** START OF Supplied material **

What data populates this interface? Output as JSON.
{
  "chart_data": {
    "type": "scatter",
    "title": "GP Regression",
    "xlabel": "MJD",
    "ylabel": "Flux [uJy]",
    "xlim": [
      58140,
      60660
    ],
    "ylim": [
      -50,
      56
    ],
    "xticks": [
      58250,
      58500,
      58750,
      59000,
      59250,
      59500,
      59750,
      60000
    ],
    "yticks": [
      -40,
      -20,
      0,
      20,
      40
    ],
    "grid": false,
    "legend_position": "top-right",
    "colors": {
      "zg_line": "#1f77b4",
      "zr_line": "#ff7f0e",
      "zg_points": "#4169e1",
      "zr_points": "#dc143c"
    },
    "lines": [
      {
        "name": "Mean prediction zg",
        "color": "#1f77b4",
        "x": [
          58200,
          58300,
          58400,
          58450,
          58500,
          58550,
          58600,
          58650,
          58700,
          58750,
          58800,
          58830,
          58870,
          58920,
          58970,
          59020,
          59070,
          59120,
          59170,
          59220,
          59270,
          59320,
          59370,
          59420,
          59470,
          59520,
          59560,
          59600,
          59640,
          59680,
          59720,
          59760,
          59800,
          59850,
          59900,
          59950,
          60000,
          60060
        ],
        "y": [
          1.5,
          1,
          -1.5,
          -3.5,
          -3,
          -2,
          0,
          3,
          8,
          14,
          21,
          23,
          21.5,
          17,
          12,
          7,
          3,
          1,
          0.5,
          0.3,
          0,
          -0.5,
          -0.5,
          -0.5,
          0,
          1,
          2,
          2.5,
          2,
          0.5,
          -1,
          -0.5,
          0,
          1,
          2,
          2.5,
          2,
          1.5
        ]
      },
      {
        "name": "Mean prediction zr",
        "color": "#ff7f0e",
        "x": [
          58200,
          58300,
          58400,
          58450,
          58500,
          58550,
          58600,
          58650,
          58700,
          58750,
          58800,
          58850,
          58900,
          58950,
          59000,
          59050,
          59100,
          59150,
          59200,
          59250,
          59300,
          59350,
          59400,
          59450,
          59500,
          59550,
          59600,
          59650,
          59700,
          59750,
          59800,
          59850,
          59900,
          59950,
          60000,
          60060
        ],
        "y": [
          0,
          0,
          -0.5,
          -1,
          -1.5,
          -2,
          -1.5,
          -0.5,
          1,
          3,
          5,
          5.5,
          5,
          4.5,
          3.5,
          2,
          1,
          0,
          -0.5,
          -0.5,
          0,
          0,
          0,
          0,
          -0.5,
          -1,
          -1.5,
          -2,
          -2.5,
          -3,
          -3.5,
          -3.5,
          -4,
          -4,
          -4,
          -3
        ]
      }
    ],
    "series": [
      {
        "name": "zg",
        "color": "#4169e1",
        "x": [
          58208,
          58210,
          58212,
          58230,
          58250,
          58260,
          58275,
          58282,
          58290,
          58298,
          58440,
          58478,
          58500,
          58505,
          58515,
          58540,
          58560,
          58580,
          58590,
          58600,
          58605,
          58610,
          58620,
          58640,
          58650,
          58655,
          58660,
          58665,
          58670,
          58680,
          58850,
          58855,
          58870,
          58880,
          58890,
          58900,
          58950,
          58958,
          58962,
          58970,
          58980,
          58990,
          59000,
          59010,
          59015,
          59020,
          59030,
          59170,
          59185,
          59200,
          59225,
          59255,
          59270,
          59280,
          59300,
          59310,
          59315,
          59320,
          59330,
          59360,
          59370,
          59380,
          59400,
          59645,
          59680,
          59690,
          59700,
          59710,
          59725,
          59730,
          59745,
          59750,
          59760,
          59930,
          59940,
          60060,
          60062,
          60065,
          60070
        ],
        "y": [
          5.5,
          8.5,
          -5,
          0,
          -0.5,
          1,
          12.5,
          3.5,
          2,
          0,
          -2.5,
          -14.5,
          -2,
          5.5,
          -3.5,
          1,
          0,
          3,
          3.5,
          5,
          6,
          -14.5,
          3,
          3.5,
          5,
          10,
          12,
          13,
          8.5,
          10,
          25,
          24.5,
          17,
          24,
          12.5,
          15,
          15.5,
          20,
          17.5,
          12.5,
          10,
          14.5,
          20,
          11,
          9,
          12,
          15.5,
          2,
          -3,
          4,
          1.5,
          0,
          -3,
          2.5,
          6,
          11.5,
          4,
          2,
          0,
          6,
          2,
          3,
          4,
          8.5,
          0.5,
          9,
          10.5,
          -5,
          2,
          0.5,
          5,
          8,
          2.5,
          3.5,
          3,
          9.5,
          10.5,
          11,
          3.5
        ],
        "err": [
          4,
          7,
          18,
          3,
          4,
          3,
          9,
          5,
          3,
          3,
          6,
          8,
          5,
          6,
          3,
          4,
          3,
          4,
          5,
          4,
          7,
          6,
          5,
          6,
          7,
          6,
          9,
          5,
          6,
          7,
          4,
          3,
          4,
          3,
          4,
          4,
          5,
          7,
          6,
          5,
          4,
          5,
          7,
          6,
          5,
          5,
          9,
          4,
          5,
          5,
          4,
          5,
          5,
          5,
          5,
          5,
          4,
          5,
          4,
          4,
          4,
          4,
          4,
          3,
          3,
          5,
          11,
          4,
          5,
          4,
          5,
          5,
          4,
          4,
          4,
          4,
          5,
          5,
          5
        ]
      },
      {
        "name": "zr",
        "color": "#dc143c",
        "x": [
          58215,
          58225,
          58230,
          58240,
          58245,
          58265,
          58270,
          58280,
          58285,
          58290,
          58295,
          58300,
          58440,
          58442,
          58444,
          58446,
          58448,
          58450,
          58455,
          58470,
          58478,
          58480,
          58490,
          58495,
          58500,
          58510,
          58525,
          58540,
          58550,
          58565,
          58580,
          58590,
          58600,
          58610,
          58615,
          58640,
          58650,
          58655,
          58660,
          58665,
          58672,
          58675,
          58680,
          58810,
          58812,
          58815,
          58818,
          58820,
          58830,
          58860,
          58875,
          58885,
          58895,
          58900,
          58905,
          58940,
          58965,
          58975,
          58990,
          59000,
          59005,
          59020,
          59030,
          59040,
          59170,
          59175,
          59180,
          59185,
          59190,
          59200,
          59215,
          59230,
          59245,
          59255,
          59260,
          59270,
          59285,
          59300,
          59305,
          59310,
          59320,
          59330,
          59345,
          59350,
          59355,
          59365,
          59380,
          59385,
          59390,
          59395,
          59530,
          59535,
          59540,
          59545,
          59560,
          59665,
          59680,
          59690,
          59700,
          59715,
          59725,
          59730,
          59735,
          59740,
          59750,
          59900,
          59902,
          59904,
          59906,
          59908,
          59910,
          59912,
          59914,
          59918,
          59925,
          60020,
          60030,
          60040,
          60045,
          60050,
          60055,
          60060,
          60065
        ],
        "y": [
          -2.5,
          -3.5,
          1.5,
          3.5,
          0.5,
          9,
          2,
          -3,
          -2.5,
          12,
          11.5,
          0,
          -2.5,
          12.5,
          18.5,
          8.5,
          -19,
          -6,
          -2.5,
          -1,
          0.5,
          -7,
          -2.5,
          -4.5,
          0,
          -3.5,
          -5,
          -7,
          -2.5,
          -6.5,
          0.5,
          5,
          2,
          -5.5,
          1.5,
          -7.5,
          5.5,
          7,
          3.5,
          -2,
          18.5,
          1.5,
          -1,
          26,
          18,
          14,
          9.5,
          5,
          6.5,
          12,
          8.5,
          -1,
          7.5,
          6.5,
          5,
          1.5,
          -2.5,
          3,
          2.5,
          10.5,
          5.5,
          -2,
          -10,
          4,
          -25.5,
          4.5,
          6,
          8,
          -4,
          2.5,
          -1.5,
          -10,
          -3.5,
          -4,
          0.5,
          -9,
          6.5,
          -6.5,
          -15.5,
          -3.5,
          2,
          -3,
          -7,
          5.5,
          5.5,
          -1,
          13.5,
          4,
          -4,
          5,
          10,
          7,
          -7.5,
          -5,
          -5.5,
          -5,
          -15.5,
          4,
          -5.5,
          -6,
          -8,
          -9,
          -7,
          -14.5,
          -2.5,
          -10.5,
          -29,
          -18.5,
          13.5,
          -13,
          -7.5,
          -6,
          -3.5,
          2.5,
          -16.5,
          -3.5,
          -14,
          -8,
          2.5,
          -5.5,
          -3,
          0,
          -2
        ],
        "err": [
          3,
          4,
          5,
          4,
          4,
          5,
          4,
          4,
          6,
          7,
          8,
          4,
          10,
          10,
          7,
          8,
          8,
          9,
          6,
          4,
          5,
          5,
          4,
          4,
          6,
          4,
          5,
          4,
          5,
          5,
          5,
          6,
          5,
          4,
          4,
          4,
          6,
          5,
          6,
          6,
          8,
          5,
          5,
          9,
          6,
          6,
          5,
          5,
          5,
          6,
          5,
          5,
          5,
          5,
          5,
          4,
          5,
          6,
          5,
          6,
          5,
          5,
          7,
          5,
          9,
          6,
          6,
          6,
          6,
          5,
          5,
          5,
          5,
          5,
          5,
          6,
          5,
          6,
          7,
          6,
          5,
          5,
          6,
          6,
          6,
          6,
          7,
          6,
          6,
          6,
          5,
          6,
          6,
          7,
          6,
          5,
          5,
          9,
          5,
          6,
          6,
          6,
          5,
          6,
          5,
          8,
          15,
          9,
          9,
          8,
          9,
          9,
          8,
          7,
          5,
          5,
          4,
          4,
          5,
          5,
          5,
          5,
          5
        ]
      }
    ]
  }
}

** END OF Supplied material **

# What is being asked
Spot every line that holds "prediction" and copy it.

# Full response
        "name": "Mean prediction zg",
        "name": "Mean prediction zr",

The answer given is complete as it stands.